**Task directions:**
Print all of the data exactly as written.

__________________________________________________

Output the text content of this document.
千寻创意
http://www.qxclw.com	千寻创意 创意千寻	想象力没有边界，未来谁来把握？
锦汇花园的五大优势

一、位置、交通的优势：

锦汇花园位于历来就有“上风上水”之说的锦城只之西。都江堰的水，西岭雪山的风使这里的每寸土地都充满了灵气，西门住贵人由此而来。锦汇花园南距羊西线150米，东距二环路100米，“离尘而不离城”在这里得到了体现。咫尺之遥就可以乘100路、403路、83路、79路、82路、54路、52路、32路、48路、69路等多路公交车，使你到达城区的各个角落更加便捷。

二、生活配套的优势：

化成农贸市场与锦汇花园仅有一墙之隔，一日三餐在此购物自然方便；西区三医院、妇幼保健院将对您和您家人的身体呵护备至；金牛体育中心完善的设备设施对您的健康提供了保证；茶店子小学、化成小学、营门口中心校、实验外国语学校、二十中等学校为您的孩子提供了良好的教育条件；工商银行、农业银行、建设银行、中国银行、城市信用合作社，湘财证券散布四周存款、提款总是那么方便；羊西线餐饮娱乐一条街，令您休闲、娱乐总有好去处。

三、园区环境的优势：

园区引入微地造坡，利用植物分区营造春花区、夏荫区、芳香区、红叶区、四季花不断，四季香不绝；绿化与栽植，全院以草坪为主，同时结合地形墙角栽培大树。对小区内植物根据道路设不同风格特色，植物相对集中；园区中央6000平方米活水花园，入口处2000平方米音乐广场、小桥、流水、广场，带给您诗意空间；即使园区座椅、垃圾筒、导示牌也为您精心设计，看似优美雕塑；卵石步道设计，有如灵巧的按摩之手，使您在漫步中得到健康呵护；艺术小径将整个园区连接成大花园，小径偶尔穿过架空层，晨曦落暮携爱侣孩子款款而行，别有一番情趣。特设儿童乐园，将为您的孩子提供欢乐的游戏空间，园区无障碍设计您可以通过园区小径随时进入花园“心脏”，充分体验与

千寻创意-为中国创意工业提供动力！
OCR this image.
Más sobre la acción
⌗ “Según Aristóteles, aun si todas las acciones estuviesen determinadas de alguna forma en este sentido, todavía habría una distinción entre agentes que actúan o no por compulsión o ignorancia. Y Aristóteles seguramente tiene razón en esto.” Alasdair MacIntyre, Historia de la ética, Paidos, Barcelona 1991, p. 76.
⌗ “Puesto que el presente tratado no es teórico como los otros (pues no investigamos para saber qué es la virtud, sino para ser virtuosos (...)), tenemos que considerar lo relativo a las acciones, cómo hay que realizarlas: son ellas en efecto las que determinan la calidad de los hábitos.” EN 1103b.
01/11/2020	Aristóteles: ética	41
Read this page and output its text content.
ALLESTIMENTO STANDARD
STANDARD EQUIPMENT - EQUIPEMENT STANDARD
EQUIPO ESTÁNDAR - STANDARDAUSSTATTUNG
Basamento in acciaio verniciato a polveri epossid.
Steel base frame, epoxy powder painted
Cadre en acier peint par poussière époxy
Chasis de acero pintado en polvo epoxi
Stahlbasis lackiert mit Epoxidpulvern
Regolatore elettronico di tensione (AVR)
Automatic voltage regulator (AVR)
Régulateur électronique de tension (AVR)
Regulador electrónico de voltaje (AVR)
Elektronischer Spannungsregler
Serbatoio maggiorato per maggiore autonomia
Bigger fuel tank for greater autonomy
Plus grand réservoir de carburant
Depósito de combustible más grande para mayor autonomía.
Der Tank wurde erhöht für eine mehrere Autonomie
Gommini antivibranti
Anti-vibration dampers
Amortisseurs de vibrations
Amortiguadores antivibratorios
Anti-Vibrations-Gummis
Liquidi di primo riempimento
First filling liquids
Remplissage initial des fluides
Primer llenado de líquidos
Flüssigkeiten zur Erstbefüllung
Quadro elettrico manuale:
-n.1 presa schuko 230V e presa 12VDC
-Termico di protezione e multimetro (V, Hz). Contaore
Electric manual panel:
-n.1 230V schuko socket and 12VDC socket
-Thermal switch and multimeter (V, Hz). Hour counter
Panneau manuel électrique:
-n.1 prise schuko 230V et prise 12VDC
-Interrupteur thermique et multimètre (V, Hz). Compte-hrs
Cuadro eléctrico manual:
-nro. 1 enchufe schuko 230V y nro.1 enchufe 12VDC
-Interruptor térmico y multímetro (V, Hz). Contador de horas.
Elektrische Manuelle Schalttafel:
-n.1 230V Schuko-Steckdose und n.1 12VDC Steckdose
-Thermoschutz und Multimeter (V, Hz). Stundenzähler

__________________________________________________

**Finished task:**
Output the text content of this document.
千寻创意
http://www.qxclw.com	千寻创意 创意千寻	想象力没有边界，未来谁来把握？
锦汇花园的五大优势

一、位置、交通的优势：

锦汇花园位于历来就有“上风上水”之说的锦城只之西。都江堰的水，西岭雪山的风使这里的每寸土地都充满了灵气，西门住贵人由此而来。锦汇花园南距羊西线150米，东距二环路100米，“离尘而不离城”在这里得到了体现。咫尺之遥就可以乘100路、403路、83路、79路、82路、54路、52路、32路、48路、69路等多路公交车，使你到达城区的各个角落更加便捷。

二、生活配套的优势：

化成农贸市场与锦汇花园仅有一墙之隔，一日三餐在此购物自然方便；西区三医院、妇幼保健院将对您和您家人的身体呵护备至；金牛体育中心完善的设备设施对您的健康提供了保证；茶店子小学、化成小学、营门口中心校、实验外国语学校、二十中等学校为您的孩子提供了良好的教育条件；工商银行、农业银行、建设银行、中国银行、城市信用合作社，湘财证券散布四周存款、提款总是那么方便；羊西线餐饮娱乐一条街，令您休闲、娱乐总有好去处。

三、园区环境的优势：

园区引入微地造坡，利用植物分区营造春花区、夏荫区、芳香区、红叶区、四季花不断，四季香不绝；绿化与栽植，全院以草坪为主，同时结合地形墙角栽培大树。对小区内植物根据道路设不同风格特色，植物相对集中；园区中央6000平方米活水花园，入口处2000平方米音乐广场、小桥、流水、广场，带给您诗意空间；即使园区座椅、垃圾筒、导示牌也为您精心设计，看似优美雕塑；卵石步道设计，有如灵巧的按摩之手，使您在漫步中得到健康呵护；艺术小径将整个园区连接成大花园，小径偶尔穿过架空层，晨曦落暮携爱侣孩子款款而行，别有一番情趣。特设儿童乐园，将为您的孩子提供欢乐的游戏空间，园区无障碍设计您可以通过园区小径随时进入花园“心脏”，充分体验与

千寻创意-为中国创意工业提供动力！
OCR this image.
Más sobre la acción
⌗ “Según Aristóteles, aun si todas las acciones estuviesen determinadas de alguna forma en este sentido, todavía habría una distinción entre agentes que actúan o no por compulsión o ignorancia. Y Aristóteles seguramente tiene razón en esto.” Alasdair MacIntyre, Historia de la ética, Paidos, Barcelona 1991, p. 76.
⌗ “Puesto que el presente tratado no es teórico como los otros (pues no investigamos para saber qué es la virtud, sino para ser virtuosos (...)), tenemos que considerar lo relativo a las acciones, cómo hay que realizarlas: son ellas en efecto las que determinan la calidad de los hábitos.” EN 1103b.
01/11/2020	Aristóteles: ética	41
Read this page and output its text content.
ALLESTIMENTO STANDARD
STANDARD EQUIPMENT - EQUIPEMENT STANDARD
EQUIPO ESTÁNDAR - STANDARDAUSSTATTUNG
Basamento in acciaio verniciato a polveri epossid.
Steel base frame, epoxy powder painted
Cadre en acier peint par poussière époxy
Chasis de acero pintado en polvo epoxi
Stahlbasis lackiert mit Epoxidpulvern
Regolatore elettronico di tensione (AVR)
Automatic voltage regulator (AVR)
Régulateur électronique de tension (AVR)
Regulador electrónico de voltaje (AVR)
Elektronischer Spannungsregler
Serbatoio maggiorato per maggiore autonomia
Bigger fuel tank for greater autonomy
Plus grand réservoir de carburant
Depósito de combustible más grande para mayor autonomía.
Der Tank wurde erhöht für eine mehrere Autonomie
Gommini antivibranti
Anti-vibration dampers
Amortisseurs de vibrations
Amortiguadores antivibratorios
Anti-Vibrations-Gummis
Liquidi di primo riempimento
First filling liquids
Remplissage initial des fluides
Primer llenado de líquidos
Flüssigkeiten zur Erstbefüllung
Quadro elettrico manuale:
-n.1 presa schuko 230V e presa 12VDC
-Termico di protezione e multimetro (V, Hz). Contaore
Electric manual panel:
-n.1 230V schuko socket and 12VDC socket
-Thermal switch and multimeter (V, Hz). Hour counter
Panneau manuel électrique:
-n.1 prise schuko 230V et prise 12VDC
-Interrupteur thermique et multimètre (V, Hz). Compte-hrs
Cuadro eléctrico manual:
-nro. 1 enchufe schuko 230V y nro.1 enchufe 12VDC
-Interruptor térmico y multímetro (V, Hz). Contador de horas.
Elektrische Manuelle Schalttafel:
-n.1 230V Schuko-Steckdose und n.1 12VDC Steckdose
-Thermoschutz und Multimeter (V, Hz). Stundenzähler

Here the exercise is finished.